Only a number is wanted: the count of lines in this listing that contain "κοινό".
* BEGIN EXTRACTED RECORDS *
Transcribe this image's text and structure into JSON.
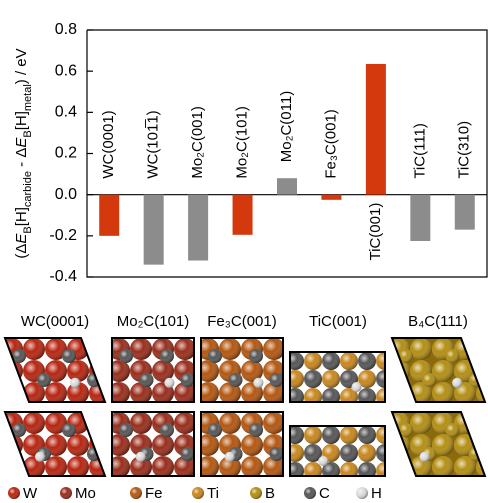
{
  "chart_data": {
    "type": "bar",
    "ylabel": [
      {
        "text": "(Δ",
        "style": "normal"
      },
      {
        "text": "E",
        "style": "italic"
      },
      {
        "text": "B",
        "style": "sub"
      },
      {
        "text": "[H]",
        "style": "normal"
      },
      {
        "text": "carbide",
        "style": "sub"
      },
      {
        "text": " - Δ",
        "style": "normal"
      },
      {
        "text": "E",
        "style": "italic"
      },
      {
        "text": "B",
        "style": "sub"
      },
      {
        "text": "[H]",
        "style": "normal"
      },
      {
        "text": "metal",
        "style": "sub"
      },
      {
        "text": ") / eV",
        "style": "normal"
      }
    ],
    "categories": [
      "WC(0001)",
      "WC(101̅1)",
      "Mo₂C(001)",
      "Mo₂C(101)",
      "Mo₂C(011)",
      "Fe₃C(001)",
      "TiC(001)",
      "TiC(111)",
      "TiC(310)"
    ],
    "values": [
      -0.2,
      -0.34,
      -0.32,
      -0.195,
      0.08,
      -0.025,
      0.635,
      -0.225,
      -0.17
    ],
    "colors": [
      "#d4380d",
      "#8c8c8c",
      "#8c8c8c",
      "#d4380d",
      "#8c8c8c",
      "#d4380d",
      "#d4380d",
      "#8c8c8c",
      "#8c8c8c"
    ],
    "ylim": [
      -0.4,
      0.8
    ],
    "yticks": [
      -0.4,
      -0.2,
      {
        "value": 0,
        "label": "0.0"
      },
      0.2,
      0.4,
      0.6,
      0.8
    ]
  },
  "structures": {
    "labels": [
      "WC(0001)",
      "Mo₂C(101)",
      "Fe₃C(001)",
      "TiC(001)",
      "B₄C(111)"
    ]
  },
  "legend": [
    {
      "label": "W",
      "color": "#b8240f"
    },
    {
      "label": "Mo",
      "color": "#9a2c1a"
    },
    {
      "label": "Fe",
      "color": "#b4560f"
    },
    {
      "label": "Ti",
      "color": "#c8861c"
    },
    {
      "label": "B",
      "color": "#b38e12"
    },
    {
      "label": "C",
      "color": "#555555"
    },
    {
      "label": "H",
      "color": "#dddddd"
    }
  ]
}
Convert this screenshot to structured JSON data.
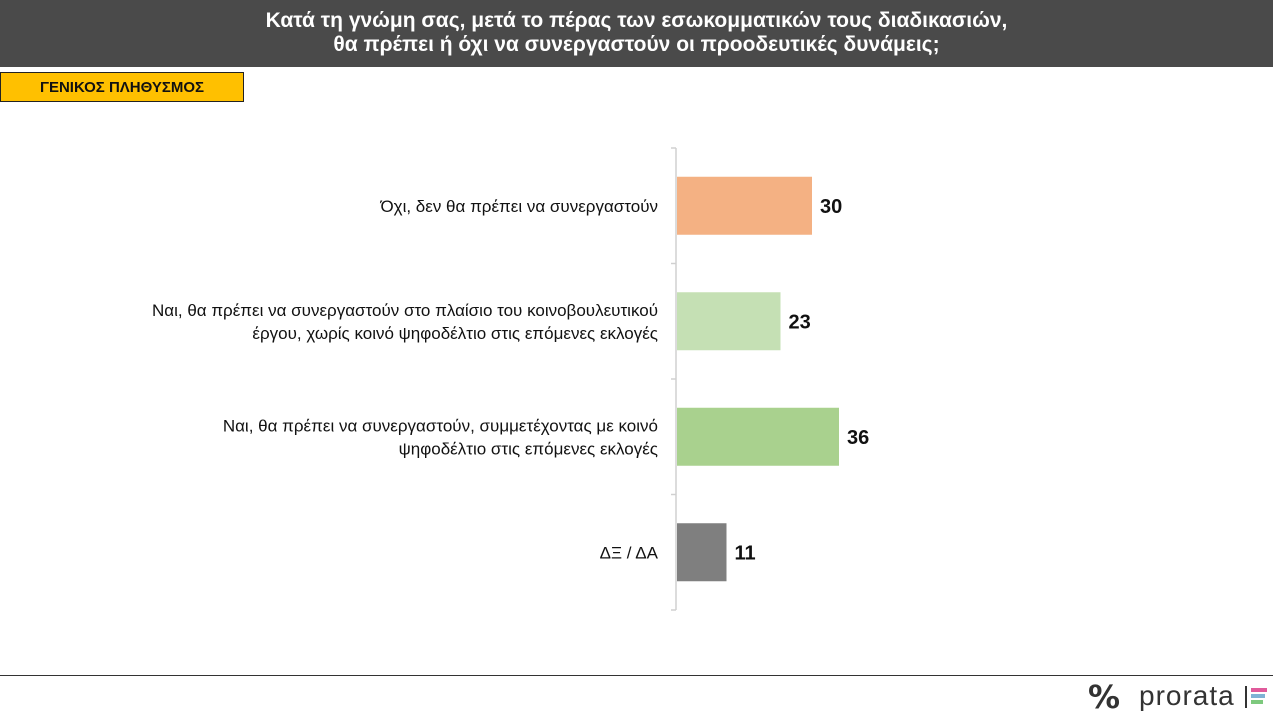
{
  "header": {
    "title_line1": "Κατά τη γνώμη σας, μετά το πέρας των εσωκομματικών τους διαδικασιών,",
    "title_line2": "θα πρέπει ή όχι να συνεργαστούν οι προοδευτικές δυνάμεις;"
  },
  "badge": {
    "label": "ΓΕΝΙΚΟΣ ΠΛΗΘΥΣΜΟΣ"
  },
  "chart_data": {
    "type": "bar",
    "orientation": "horizontal",
    "categories": [
      [
        "Όχι, δεν θα πρέπει να συνεργαστούν"
      ],
      [
        "Ναι, θα πρέπει να συνεργαστούν στο πλαίσιο του κοινοβουλευτικού",
        "έργου, χωρίς κοινό ψηφοδέλτιο στις επόμενες εκλογές"
      ],
      [
        "Ναι, θα πρέπει να συνεργαστούν, συμμετέχοντας με κοινό",
        "ψηφοδέλτιο στις επόμενες εκλογές"
      ],
      [
        "ΔΞ / ΔΑ"
      ]
    ],
    "values": [
      30,
      23,
      36,
      11
    ],
    "colors": [
      "#f4b183",
      "#c5e0b4",
      "#a9d18e",
      "#7f7f7f"
    ],
    "xlim": [
      0,
      100
    ],
    "data_labels": true,
    "grid": false
  },
  "logo": {
    "symbol": "%",
    "word": "prorata",
    "line_colors": [
      "#e05a9b",
      "#7fb3d5",
      "#7dc97d"
    ]
  }
}
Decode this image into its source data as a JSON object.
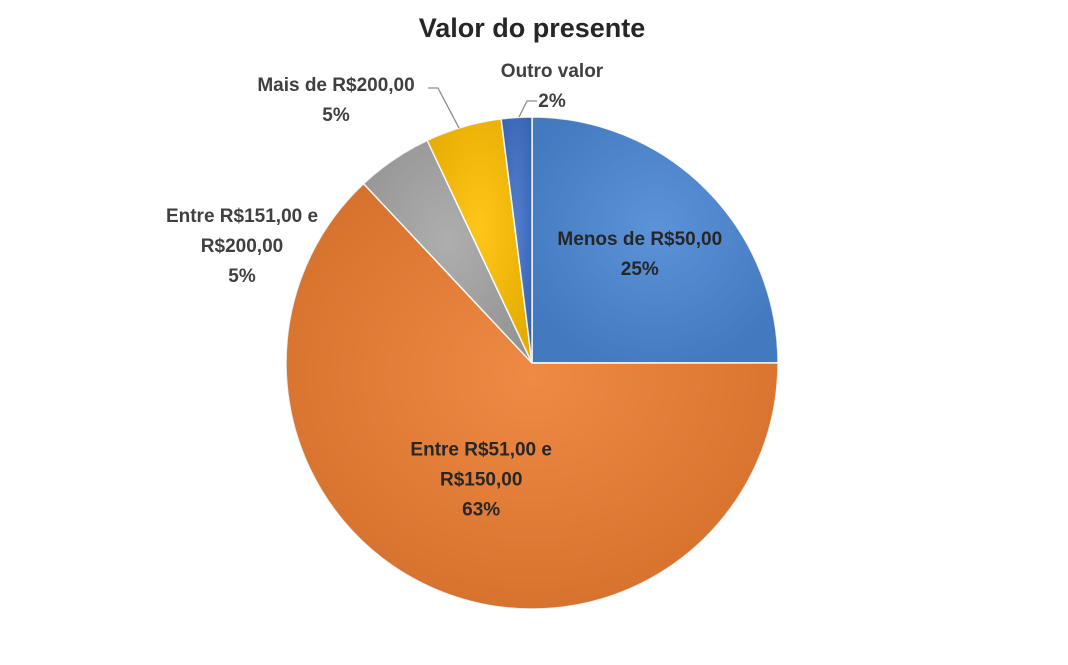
{
  "chart_data": {
    "type": "pie",
    "title": "Valor do presente",
    "slices": [
      {
        "name": "Menos de R$50,00",
        "label_lines": [
          "Menos de R$50,00"
        ],
        "value": 25,
        "value_label": "25%",
        "color": "#4a87d4"
      },
      {
        "name": "Entre R$51,00 e R$150,00",
        "label_lines": [
          "Entre R$51,00 e",
          "R$150,00"
        ],
        "value": 63,
        "value_label": "63%",
        "color": "#ed7d31"
      },
      {
        "name": "Entre R$151,00 e R$200,00",
        "label_lines": [
          "Entre R$151,00 e",
          "R$200,00"
        ],
        "value": 5,
        "value_label": "5%",
        "color": "#a5a5a5"
      },
      {
        "name": "Mais de R$200,00",
        "label_lines": [
          "Mais de R$200,00"
        ],
        "value": 5,
        "value_label": "5%",
        "color": "#ffc000"
      },
      {
        "name": "Outro valor",
        "label_lines": [
          "Outro valor"
        ],
        "value": 2,
        "value_label": "2%",
        "color": "#3e6fc7"
      }
    ],
    "legend": "none",
    "data_labels": "category name and percentage"
  }
}
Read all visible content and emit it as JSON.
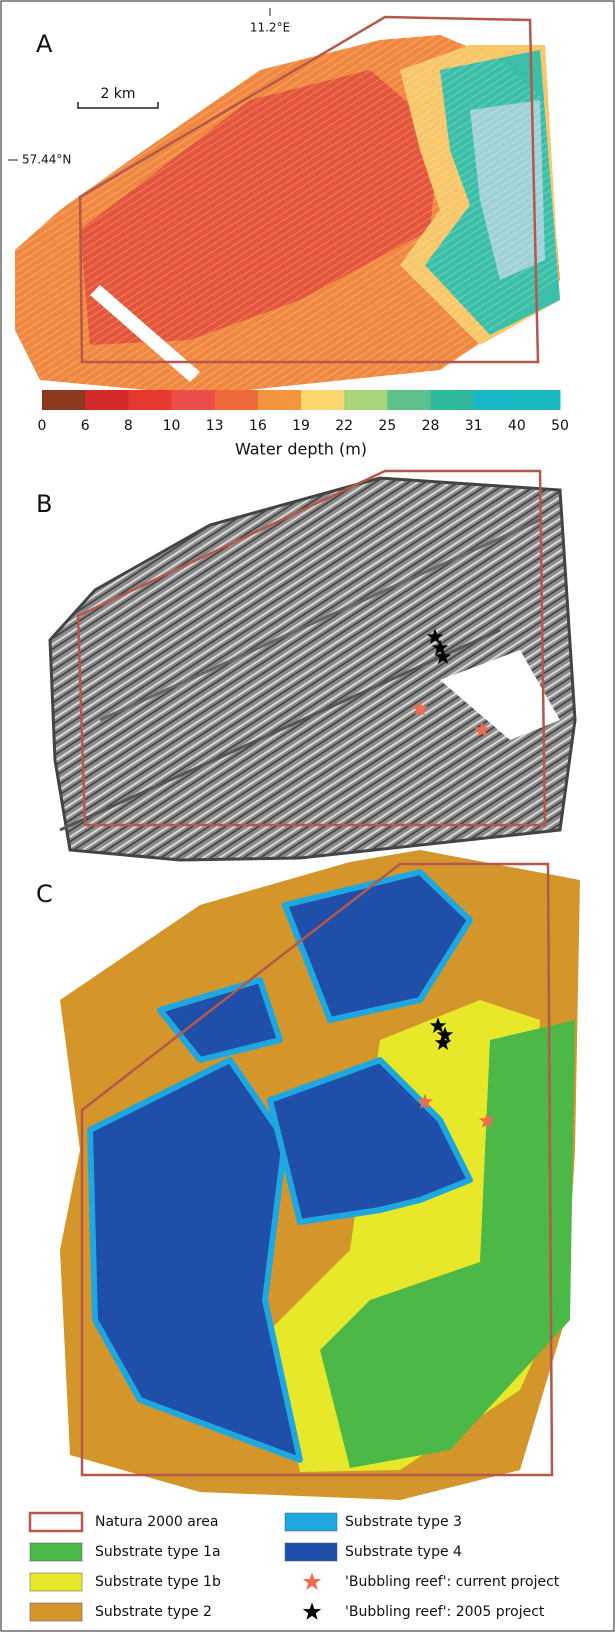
* END EXTRACTED RECORDS *
# FINISHED ANSWER:
2